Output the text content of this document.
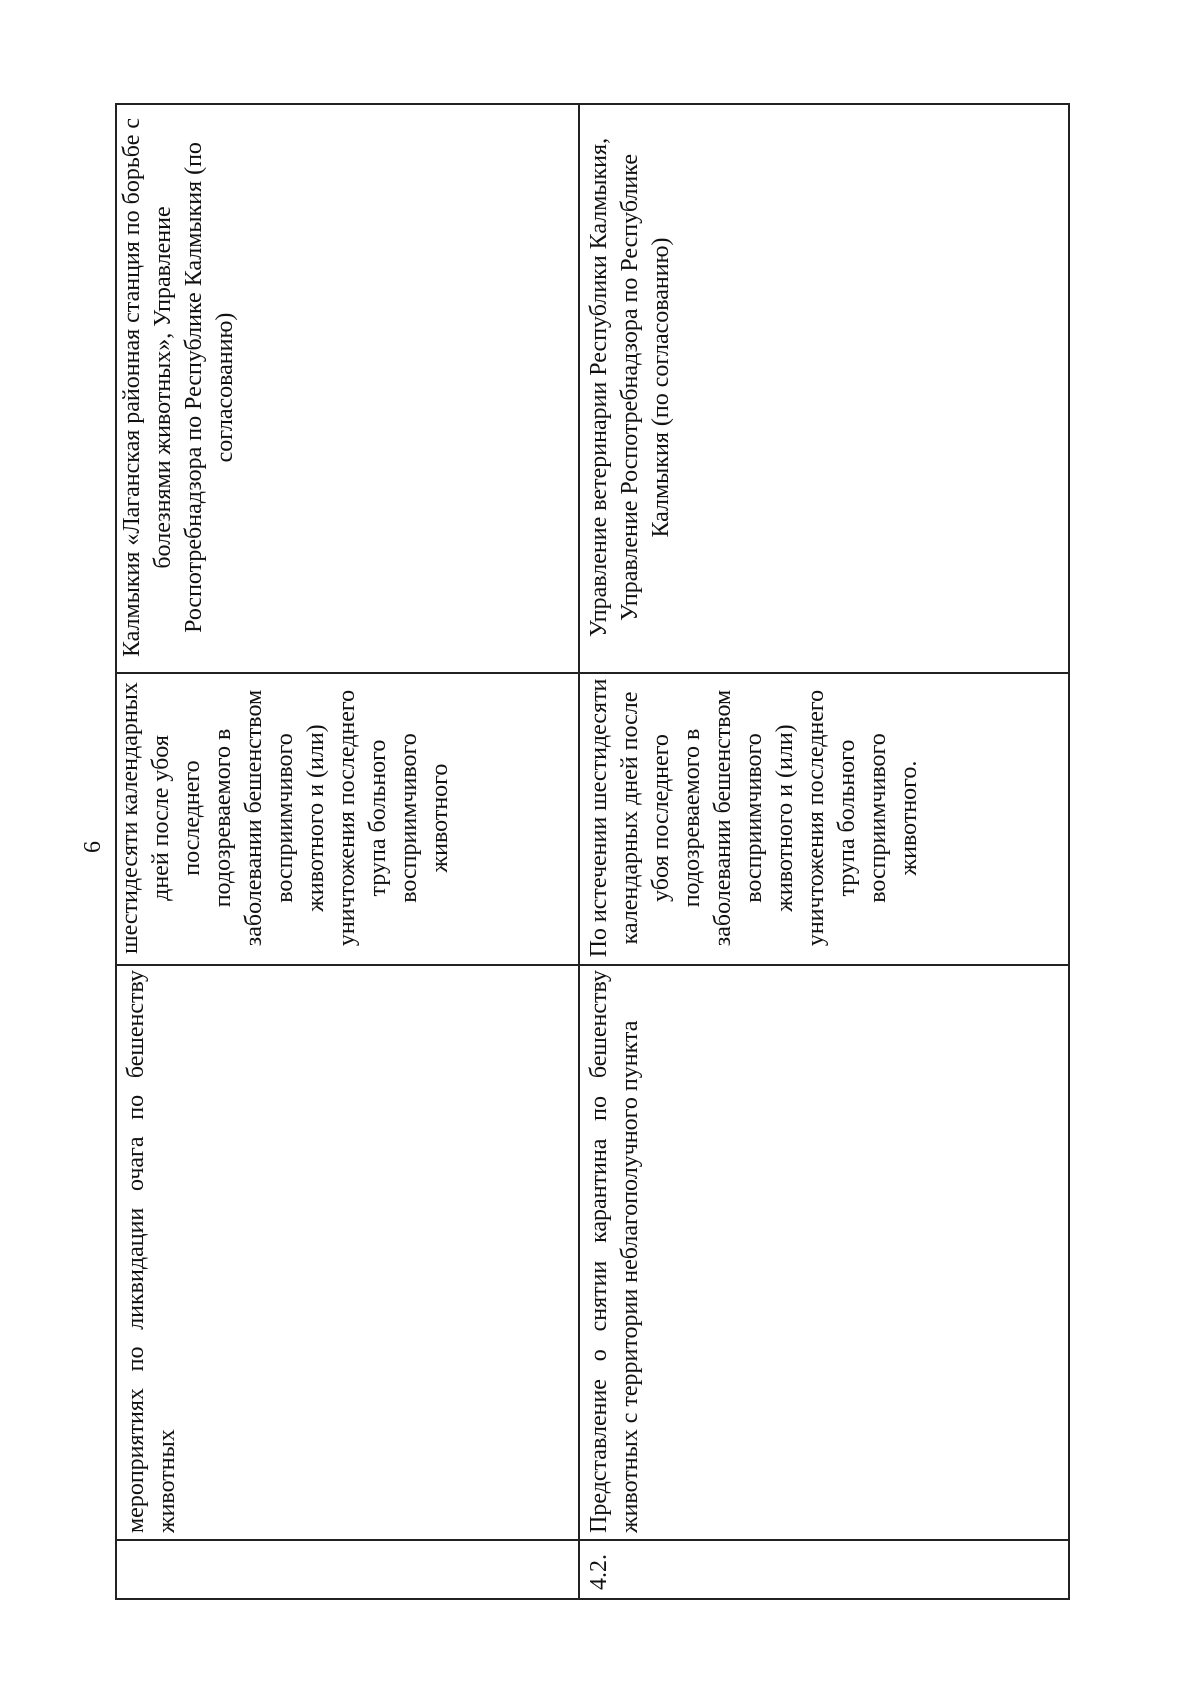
6
мероприятиях по ликвидации очага по бешенству животных
шестидесяти календарных дней после убоя последнего подозреваемого в заболевании бешенством восприимчивого животного и (или) уничтожения последнего трупа больного восприимчивого животного
Калмыкия «Лаганская районная станция по борьбе с болезнями животных», Управление Роспотребнадзора по Республике Калмыкия (по согласованию)
4.2.
Представление о снятии карантина по бешенству животных с территории неблагополучного пункта
По истечении шестидесяти календарных дней после убоя последнего подозреваемого в заболевании бешенством восприимчивого животного и (или) уничтожения последнего трупа больного восприимчивого животного.
Управление ветеринарии Республики Калмыкия, Управление Роспотребнадзора по Республике Калмыкия (по согласованию)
******
▸ **WHAT YOU HAVE TO DO**: List the lines of the material in which the word "согласованию" occurs.

▸ **WRITTEN ANSWER**:
Калмыкия «Лаганская районная станция по борьбе с болезнями животных», Управление Роспотребнадзора по Республике Калмыкия (по согласованию)
Управление ветеринарии Республики Калмыкия, Управление Роспотребнадзора по Республике Калмыкия (по согласованию)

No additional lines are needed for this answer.